◆ Aim of the task ◆
Scan the data below. Pull out each line where "subtitle" occurs.

◆ Records for the task ◆
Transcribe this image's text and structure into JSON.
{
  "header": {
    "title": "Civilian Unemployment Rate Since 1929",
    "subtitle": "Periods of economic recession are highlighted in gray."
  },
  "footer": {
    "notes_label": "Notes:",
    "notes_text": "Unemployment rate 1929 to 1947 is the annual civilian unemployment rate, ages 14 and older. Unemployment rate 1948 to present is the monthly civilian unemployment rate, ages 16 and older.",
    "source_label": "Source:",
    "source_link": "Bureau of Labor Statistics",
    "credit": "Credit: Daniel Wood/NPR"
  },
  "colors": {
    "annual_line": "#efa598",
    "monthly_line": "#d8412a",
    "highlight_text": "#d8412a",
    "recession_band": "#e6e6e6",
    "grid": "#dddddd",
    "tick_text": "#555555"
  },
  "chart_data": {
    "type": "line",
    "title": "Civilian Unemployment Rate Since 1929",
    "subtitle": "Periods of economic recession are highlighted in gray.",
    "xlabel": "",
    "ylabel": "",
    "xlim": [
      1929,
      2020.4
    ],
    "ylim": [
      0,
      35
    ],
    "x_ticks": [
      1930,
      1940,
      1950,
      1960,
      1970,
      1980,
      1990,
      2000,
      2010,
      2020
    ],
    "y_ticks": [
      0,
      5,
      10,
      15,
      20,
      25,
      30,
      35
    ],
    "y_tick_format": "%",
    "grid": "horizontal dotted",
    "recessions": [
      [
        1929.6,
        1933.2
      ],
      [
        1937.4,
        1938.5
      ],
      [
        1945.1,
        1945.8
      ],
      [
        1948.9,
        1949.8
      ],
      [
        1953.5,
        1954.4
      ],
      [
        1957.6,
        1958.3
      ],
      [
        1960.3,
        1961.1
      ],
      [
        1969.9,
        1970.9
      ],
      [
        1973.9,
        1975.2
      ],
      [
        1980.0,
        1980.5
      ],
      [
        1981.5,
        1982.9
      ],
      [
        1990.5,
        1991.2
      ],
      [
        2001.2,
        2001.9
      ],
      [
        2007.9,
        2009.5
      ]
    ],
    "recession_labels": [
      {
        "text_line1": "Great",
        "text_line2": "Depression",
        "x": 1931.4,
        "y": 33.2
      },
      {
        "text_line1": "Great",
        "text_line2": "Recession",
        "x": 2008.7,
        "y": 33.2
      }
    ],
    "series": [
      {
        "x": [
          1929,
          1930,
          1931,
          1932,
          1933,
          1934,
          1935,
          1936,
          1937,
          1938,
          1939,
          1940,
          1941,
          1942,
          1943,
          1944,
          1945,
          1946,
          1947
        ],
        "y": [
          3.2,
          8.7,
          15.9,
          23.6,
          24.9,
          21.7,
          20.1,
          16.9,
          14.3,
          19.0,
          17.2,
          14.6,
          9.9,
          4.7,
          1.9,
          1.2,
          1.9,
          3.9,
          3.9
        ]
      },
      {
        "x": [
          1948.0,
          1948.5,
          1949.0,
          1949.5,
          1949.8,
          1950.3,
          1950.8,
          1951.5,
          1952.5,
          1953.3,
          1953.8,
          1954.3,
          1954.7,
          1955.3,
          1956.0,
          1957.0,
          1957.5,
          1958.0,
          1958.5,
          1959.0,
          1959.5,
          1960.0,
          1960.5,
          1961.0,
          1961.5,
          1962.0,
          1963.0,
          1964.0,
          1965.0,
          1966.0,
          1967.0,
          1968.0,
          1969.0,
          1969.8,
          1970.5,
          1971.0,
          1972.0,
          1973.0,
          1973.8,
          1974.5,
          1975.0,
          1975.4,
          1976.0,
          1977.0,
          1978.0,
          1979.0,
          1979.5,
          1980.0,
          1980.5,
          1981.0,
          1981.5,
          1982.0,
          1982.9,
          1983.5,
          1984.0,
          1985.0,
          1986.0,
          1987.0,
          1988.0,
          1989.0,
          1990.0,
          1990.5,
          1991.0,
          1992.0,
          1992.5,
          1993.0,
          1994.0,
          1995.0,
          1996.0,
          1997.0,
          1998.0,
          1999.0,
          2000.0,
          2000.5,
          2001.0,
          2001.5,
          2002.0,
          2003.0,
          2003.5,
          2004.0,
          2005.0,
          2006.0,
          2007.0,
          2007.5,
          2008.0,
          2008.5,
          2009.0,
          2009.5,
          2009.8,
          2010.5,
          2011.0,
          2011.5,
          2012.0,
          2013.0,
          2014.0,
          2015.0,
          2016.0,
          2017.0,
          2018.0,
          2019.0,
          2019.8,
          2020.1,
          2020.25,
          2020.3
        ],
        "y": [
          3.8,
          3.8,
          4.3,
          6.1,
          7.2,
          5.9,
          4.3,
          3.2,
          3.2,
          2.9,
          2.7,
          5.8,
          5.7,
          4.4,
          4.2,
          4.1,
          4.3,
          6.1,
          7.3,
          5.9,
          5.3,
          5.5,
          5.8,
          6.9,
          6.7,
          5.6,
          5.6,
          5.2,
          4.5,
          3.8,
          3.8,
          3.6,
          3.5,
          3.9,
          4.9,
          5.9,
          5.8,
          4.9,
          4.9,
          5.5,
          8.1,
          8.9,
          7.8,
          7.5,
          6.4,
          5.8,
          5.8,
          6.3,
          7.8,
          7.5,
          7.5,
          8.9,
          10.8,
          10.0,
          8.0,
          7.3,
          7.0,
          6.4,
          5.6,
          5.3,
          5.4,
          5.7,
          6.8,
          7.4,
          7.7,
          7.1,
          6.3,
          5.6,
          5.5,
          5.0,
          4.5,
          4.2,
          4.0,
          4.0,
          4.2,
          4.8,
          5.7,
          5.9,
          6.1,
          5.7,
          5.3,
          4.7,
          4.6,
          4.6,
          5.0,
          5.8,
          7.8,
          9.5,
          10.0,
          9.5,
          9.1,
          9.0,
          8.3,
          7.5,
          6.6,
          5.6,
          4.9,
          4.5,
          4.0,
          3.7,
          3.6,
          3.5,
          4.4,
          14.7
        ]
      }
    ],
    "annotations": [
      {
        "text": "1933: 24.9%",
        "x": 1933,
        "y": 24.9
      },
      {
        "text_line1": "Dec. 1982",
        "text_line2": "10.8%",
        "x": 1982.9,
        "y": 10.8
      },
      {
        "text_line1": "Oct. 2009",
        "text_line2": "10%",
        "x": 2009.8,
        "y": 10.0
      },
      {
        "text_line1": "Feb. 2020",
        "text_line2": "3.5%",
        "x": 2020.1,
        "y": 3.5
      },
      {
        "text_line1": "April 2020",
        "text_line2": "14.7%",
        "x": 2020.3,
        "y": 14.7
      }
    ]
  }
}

◆ Exercise output ◆
    "subtitle": "Periods of economic recession are highlighted in gray."
    "subtitle": "Periods of economic recession are highlighted in gray.",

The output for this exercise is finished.